Start Raw records
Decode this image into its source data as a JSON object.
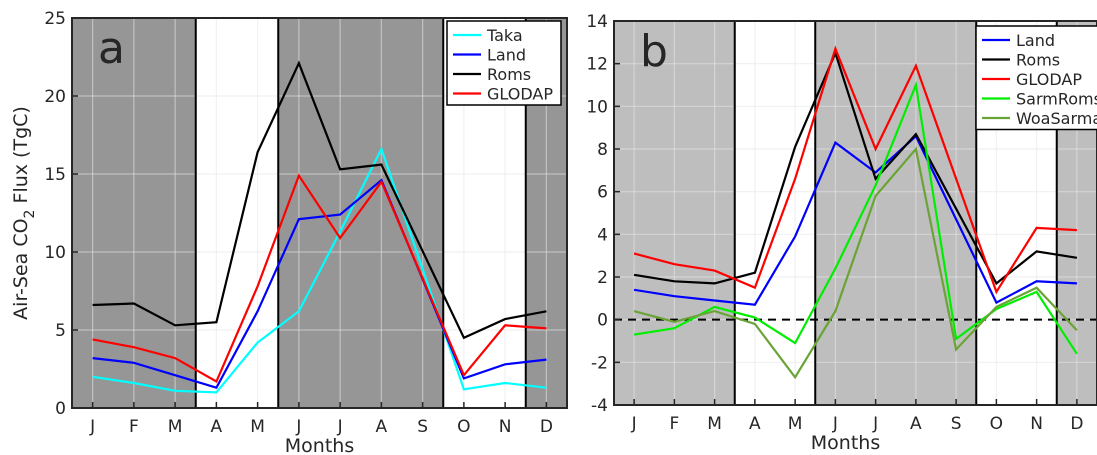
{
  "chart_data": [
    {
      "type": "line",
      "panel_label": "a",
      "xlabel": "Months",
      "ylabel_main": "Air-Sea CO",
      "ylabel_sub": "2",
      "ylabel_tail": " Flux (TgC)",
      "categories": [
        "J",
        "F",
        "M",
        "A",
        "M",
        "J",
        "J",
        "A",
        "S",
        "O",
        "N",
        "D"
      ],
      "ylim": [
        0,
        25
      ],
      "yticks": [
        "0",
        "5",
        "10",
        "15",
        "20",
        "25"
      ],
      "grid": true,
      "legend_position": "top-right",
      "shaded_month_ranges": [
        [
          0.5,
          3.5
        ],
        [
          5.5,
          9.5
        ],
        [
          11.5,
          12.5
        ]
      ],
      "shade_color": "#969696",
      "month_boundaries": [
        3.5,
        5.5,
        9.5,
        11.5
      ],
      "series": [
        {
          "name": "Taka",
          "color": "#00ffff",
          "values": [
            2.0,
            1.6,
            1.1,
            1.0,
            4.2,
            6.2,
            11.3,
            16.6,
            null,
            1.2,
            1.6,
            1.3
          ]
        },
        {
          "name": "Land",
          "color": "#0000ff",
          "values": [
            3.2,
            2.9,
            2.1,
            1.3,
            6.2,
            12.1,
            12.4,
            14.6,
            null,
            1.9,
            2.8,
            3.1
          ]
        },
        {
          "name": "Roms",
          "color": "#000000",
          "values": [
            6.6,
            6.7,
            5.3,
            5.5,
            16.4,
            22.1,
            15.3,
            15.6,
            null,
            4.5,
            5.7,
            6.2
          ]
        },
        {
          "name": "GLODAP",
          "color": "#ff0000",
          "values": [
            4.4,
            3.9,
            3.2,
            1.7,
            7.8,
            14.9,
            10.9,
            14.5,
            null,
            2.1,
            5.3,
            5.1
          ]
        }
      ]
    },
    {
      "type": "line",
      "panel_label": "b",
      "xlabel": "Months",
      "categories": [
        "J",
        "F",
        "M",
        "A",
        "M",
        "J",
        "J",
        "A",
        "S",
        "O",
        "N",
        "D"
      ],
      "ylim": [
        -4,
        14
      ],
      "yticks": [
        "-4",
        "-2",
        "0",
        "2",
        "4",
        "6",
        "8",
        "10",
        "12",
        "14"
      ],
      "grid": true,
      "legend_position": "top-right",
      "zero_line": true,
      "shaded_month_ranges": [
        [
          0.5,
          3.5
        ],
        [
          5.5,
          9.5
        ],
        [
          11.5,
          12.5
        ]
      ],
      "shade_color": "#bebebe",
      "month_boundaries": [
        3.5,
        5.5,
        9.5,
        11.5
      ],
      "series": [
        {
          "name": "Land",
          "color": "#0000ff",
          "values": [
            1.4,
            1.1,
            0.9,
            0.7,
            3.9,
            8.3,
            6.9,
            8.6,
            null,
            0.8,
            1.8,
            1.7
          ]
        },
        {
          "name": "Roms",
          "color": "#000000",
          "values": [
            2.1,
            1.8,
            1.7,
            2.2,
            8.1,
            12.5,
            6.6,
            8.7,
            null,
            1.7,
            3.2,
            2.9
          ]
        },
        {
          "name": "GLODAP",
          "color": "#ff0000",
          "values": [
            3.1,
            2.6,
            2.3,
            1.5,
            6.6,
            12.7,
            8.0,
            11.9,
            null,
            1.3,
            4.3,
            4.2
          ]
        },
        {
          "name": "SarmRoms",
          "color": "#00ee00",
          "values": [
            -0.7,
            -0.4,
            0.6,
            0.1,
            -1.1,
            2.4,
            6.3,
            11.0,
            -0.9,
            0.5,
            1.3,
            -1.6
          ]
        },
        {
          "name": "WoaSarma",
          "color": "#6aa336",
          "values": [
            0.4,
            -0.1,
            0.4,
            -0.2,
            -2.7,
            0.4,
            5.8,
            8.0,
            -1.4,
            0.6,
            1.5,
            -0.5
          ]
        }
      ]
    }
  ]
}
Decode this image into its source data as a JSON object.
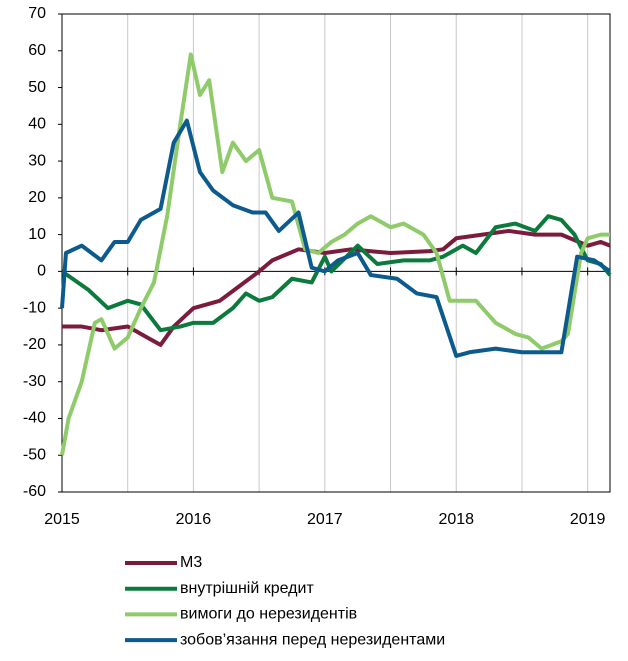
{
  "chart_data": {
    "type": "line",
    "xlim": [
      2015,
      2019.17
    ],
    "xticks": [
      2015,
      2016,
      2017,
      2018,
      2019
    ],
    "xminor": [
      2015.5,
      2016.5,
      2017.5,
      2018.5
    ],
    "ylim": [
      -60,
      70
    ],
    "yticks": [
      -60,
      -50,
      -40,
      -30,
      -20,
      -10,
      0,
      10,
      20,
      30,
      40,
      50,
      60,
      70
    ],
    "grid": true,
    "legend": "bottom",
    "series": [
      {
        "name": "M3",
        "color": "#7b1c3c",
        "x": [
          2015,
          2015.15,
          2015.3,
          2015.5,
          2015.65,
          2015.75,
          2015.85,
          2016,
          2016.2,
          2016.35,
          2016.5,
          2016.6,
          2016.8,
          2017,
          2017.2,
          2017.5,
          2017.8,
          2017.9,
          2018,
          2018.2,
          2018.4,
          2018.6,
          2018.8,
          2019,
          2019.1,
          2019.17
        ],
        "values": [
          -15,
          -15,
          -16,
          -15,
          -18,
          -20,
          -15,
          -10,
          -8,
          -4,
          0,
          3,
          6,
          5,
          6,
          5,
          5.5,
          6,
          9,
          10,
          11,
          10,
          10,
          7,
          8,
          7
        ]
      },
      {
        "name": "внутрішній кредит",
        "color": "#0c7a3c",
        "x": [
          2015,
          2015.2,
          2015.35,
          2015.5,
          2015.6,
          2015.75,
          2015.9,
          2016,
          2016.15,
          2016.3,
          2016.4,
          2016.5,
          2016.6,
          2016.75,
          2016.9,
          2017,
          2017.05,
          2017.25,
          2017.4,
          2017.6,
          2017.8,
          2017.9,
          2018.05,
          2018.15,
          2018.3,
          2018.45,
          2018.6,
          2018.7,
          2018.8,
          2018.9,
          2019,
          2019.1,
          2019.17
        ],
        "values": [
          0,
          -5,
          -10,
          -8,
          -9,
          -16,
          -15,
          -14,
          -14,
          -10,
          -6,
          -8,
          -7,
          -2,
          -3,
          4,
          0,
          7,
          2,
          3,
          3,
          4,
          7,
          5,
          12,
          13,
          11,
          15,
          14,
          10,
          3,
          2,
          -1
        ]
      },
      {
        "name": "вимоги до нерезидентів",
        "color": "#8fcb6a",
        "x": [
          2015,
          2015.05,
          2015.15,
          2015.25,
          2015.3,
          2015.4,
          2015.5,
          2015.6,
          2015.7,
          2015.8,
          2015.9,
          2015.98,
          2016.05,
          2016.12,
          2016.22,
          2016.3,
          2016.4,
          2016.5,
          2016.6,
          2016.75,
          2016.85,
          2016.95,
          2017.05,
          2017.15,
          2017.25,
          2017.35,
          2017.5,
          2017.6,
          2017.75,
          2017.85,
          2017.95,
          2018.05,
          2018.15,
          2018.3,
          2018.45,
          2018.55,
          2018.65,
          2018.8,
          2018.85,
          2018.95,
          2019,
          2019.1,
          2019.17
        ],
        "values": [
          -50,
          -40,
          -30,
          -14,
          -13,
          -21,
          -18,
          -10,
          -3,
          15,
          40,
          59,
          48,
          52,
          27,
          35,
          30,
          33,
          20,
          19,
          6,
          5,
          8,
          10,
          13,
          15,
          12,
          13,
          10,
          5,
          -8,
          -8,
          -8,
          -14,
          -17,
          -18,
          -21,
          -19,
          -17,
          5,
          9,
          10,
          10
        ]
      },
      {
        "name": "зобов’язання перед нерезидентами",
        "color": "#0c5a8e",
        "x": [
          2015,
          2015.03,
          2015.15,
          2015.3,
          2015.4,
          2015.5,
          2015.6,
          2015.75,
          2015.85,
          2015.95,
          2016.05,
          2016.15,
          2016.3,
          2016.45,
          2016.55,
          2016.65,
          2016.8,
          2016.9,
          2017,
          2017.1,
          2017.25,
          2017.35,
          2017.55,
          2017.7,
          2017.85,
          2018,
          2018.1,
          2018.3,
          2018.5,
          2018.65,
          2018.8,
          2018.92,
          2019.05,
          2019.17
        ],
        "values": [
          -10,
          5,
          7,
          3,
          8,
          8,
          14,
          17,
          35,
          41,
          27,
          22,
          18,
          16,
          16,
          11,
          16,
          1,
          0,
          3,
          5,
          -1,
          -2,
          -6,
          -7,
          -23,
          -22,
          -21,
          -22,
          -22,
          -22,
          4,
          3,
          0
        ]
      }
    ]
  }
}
End Raw records
Look through the entries above and report each line where the string "true" occurs.

-- Correct result --
      "grid": true,
      "grid": true,
      "zero_line": true,
    "grid": true,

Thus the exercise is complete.